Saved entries
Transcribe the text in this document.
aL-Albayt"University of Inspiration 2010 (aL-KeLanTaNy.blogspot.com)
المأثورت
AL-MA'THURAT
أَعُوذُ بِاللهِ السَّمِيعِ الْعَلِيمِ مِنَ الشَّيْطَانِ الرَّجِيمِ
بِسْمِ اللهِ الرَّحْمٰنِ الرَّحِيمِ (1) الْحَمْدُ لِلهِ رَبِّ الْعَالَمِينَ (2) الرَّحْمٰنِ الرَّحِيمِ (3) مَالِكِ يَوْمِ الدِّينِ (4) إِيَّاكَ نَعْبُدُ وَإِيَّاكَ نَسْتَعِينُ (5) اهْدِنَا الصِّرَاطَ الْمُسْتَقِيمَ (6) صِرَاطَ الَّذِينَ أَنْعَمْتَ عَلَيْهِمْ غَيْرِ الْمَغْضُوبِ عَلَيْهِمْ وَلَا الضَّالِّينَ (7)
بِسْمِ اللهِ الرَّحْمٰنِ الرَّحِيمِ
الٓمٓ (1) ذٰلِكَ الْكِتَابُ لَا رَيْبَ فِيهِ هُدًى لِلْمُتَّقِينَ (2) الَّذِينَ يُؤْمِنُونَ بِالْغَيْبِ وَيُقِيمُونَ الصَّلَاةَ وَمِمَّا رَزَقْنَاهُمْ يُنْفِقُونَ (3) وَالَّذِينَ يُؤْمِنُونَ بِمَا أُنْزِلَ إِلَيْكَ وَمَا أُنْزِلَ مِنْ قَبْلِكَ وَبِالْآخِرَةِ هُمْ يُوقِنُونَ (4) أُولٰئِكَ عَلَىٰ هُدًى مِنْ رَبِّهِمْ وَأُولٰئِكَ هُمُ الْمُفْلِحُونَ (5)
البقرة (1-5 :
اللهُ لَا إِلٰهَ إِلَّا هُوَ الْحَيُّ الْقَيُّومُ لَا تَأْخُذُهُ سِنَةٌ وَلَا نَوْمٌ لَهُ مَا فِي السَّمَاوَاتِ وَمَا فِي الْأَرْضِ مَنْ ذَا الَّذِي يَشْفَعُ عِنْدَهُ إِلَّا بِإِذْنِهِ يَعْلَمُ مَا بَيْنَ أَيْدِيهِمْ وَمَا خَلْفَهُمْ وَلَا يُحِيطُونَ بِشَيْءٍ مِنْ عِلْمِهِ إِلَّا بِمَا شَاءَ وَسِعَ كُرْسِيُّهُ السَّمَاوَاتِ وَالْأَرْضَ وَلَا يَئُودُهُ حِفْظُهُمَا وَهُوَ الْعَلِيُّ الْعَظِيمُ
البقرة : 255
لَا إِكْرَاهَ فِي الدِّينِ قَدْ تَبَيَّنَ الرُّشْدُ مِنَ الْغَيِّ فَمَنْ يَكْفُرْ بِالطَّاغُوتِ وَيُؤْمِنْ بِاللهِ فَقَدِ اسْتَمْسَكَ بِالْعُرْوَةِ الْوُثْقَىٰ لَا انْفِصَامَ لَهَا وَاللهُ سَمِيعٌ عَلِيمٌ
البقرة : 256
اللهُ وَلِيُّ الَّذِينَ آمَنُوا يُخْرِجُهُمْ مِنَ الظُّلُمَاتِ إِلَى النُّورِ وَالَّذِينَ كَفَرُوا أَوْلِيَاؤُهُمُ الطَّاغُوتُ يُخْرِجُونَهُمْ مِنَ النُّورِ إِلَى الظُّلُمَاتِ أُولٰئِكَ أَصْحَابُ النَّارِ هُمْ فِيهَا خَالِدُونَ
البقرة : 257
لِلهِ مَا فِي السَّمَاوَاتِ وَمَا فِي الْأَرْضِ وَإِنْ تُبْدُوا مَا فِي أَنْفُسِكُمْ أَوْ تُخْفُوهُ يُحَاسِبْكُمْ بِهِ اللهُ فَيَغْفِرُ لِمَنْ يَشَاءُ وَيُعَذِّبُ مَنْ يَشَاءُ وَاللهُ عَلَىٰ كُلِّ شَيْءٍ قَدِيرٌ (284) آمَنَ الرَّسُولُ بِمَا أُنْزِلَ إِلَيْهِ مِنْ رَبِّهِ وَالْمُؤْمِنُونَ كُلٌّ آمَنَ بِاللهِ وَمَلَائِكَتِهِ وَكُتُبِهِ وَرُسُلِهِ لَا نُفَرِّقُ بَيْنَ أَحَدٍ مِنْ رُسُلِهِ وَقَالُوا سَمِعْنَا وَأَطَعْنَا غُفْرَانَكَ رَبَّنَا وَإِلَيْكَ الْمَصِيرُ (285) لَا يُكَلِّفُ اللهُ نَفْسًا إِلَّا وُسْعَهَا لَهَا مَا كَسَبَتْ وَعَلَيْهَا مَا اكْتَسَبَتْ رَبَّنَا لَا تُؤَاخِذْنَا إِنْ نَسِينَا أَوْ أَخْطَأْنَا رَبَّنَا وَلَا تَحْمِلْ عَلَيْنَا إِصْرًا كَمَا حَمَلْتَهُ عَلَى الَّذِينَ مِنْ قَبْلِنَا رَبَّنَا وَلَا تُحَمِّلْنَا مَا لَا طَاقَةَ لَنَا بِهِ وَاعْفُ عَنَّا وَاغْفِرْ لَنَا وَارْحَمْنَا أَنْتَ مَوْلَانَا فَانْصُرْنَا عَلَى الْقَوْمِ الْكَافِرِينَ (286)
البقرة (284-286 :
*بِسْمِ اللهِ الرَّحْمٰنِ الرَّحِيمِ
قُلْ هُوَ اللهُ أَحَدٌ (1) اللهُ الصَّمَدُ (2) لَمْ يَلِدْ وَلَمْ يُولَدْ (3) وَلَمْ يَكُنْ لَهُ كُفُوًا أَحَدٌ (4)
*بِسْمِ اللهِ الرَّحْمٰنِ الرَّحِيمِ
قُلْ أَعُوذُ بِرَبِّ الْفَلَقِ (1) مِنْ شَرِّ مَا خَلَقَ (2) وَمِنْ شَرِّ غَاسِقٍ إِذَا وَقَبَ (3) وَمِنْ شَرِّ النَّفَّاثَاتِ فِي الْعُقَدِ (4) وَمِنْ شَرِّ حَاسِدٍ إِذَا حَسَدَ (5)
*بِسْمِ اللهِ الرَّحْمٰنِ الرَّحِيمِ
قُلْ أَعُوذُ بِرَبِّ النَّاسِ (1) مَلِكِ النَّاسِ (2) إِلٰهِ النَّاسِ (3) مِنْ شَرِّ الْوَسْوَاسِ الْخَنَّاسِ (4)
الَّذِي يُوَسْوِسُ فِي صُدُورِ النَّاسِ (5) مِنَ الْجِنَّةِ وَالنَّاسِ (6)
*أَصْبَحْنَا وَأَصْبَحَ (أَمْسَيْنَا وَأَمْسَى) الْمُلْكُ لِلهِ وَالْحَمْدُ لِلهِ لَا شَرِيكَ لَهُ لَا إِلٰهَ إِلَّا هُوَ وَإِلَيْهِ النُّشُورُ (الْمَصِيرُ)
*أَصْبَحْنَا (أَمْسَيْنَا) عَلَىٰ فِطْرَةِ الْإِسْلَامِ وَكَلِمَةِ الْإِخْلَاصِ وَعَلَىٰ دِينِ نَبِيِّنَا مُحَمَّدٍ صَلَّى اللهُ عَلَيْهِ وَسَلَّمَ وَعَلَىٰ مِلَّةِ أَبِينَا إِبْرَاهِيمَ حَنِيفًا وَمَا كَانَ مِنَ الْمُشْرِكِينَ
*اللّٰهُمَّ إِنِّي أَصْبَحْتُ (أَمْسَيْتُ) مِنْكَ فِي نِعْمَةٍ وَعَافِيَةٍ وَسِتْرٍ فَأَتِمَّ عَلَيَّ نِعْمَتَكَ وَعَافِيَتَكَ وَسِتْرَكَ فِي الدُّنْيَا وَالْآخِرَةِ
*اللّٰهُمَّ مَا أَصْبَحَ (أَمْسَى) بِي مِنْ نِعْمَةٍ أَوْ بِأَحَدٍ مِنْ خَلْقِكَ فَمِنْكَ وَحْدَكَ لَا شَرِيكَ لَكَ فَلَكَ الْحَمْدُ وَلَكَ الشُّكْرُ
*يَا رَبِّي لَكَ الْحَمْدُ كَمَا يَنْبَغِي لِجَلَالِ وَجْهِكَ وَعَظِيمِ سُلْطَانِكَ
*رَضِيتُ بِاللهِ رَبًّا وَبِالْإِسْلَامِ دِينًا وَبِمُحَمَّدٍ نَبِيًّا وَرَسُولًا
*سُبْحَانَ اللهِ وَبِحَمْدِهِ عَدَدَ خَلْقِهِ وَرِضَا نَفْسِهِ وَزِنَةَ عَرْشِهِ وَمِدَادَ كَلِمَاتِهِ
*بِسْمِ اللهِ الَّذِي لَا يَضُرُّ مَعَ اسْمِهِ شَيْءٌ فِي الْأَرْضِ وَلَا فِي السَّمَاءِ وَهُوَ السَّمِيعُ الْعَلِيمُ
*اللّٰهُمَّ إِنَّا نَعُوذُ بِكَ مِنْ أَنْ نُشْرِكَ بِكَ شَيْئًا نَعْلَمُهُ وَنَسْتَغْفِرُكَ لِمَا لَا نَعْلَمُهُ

• **Task directions**: Go through the records above and copy every line with the word "البقرة".

• **Finished task**:
البقرة (1-5 :
البقرة : 255
البقرة : 256
البقرة : 257
البقرة (284-286 :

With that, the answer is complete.